** Your task **
Search the material for the word "Monitor" and report each line where it turns up.

** Input for this task **
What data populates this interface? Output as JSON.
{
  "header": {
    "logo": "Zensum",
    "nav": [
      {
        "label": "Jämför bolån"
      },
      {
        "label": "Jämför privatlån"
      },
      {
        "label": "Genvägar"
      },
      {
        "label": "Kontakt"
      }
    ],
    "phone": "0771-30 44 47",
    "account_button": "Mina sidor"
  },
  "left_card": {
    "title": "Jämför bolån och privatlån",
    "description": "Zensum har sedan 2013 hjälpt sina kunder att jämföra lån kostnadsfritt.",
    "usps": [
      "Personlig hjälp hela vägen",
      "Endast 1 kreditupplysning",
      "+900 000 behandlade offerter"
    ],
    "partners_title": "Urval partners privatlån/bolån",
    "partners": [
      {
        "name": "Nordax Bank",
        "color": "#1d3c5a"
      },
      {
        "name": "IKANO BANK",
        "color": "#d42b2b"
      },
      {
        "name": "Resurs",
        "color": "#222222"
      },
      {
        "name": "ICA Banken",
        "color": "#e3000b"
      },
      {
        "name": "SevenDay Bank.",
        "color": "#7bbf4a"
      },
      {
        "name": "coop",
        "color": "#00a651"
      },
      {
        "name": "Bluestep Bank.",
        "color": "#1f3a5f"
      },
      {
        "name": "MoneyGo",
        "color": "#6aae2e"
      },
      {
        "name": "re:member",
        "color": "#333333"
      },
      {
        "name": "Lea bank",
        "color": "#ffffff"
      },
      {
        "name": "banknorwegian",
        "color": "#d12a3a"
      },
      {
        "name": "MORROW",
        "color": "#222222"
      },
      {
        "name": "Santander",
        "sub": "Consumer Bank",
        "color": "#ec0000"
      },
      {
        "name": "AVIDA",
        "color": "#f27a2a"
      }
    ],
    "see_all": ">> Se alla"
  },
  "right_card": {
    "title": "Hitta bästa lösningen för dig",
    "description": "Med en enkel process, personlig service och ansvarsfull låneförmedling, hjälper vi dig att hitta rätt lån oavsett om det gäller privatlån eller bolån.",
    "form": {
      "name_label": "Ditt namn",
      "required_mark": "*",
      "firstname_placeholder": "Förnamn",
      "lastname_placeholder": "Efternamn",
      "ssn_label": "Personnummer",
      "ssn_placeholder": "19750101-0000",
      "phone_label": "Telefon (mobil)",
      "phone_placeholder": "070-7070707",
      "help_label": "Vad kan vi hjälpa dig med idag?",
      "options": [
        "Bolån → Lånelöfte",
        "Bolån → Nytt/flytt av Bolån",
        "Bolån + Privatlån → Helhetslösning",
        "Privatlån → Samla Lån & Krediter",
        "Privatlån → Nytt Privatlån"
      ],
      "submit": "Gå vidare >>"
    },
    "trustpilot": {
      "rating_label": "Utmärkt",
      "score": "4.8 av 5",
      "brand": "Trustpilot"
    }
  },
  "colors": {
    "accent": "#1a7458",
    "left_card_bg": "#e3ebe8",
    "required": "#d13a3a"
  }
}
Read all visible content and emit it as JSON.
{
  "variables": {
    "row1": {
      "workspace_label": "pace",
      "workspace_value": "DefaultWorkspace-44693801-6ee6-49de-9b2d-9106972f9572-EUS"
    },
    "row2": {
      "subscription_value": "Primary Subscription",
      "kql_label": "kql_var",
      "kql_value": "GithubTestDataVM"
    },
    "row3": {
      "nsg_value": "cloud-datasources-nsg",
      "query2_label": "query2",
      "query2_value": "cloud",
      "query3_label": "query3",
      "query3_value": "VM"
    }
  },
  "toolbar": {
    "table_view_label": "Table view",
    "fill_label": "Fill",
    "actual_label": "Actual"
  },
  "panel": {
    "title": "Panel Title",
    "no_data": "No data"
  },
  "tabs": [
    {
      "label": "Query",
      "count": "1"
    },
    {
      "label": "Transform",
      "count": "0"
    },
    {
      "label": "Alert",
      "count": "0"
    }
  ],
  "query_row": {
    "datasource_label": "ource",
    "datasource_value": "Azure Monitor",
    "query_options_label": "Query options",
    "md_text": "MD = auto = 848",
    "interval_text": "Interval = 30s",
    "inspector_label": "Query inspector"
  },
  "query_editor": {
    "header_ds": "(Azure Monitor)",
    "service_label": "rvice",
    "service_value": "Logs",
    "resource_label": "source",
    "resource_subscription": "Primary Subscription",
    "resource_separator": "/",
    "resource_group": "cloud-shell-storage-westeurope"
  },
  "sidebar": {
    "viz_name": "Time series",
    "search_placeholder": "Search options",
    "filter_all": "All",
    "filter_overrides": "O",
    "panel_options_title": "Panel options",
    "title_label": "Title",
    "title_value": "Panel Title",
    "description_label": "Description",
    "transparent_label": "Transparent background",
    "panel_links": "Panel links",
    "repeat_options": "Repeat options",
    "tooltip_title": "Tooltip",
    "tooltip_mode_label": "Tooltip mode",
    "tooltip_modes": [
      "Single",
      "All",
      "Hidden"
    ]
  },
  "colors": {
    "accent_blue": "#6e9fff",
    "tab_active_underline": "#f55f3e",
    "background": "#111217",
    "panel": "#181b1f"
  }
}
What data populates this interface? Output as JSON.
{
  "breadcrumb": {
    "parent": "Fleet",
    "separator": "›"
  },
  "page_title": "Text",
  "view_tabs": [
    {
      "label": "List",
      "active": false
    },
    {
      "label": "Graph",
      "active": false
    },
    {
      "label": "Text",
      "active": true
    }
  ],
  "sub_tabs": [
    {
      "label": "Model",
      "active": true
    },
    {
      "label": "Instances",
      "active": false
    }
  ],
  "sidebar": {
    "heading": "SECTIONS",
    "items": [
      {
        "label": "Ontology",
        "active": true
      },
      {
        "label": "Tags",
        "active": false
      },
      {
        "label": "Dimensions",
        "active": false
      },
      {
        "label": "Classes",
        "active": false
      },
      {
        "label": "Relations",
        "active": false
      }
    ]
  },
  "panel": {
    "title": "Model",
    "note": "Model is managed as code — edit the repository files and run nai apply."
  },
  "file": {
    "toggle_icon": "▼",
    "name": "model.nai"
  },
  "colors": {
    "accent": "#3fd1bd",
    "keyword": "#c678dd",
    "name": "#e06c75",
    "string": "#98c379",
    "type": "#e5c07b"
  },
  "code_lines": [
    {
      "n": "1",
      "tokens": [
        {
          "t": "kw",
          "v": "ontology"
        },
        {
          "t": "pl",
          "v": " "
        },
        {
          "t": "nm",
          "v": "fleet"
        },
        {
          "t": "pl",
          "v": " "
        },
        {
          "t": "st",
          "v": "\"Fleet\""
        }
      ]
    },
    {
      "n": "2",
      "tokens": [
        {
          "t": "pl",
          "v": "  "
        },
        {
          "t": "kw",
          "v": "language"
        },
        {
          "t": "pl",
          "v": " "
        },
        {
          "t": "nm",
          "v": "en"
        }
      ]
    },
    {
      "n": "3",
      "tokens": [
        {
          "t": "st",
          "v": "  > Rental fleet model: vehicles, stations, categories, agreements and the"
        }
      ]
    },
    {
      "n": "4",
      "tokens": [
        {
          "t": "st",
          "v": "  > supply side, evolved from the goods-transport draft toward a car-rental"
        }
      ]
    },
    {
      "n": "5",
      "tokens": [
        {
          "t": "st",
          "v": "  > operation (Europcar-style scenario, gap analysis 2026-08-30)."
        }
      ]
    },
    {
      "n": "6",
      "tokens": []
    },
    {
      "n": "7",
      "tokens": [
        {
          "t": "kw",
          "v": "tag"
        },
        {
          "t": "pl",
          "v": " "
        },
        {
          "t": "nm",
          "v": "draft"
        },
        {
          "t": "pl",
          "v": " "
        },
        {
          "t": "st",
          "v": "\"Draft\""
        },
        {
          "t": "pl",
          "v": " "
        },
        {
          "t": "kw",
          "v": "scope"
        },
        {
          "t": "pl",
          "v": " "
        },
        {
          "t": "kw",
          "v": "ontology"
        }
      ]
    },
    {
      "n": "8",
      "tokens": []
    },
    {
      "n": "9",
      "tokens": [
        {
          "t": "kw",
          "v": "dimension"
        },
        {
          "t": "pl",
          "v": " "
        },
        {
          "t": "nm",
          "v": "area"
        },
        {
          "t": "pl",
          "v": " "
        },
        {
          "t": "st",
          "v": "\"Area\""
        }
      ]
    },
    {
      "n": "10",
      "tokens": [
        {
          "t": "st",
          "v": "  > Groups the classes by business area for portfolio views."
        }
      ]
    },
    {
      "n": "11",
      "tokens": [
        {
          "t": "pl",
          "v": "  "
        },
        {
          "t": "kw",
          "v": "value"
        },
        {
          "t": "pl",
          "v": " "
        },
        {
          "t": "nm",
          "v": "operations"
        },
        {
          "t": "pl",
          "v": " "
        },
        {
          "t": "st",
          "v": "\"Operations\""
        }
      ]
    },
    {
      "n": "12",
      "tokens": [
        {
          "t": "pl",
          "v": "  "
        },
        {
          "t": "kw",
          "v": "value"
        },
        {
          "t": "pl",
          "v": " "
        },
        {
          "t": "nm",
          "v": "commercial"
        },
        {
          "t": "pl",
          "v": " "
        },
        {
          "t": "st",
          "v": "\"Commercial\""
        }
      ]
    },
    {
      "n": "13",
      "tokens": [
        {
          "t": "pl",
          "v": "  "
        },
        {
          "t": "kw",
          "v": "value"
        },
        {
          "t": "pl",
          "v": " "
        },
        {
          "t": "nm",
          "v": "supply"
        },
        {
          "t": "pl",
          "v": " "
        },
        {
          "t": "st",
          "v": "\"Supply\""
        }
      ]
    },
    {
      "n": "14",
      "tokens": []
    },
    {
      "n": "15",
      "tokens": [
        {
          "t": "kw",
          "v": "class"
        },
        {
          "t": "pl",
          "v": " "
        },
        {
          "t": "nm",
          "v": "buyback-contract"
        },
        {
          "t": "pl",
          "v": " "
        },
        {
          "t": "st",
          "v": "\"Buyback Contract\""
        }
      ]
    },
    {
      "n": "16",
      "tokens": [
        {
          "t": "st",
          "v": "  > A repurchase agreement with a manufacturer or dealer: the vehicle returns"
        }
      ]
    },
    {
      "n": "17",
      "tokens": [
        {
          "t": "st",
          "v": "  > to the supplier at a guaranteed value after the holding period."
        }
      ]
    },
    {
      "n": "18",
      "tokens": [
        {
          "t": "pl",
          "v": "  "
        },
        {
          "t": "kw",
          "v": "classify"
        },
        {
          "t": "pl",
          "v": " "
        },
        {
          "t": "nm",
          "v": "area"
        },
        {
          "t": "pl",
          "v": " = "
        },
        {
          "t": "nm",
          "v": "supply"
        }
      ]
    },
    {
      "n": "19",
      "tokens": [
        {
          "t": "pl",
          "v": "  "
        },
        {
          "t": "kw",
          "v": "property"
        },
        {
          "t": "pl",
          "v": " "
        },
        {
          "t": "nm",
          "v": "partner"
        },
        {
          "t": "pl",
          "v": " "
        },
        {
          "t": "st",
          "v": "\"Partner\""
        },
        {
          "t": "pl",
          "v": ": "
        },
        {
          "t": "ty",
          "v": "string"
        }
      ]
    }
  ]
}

** Answer to this problem **
    "datasource_value": "Azure Monitor",
    "header_ds": "(Azure Monitor)",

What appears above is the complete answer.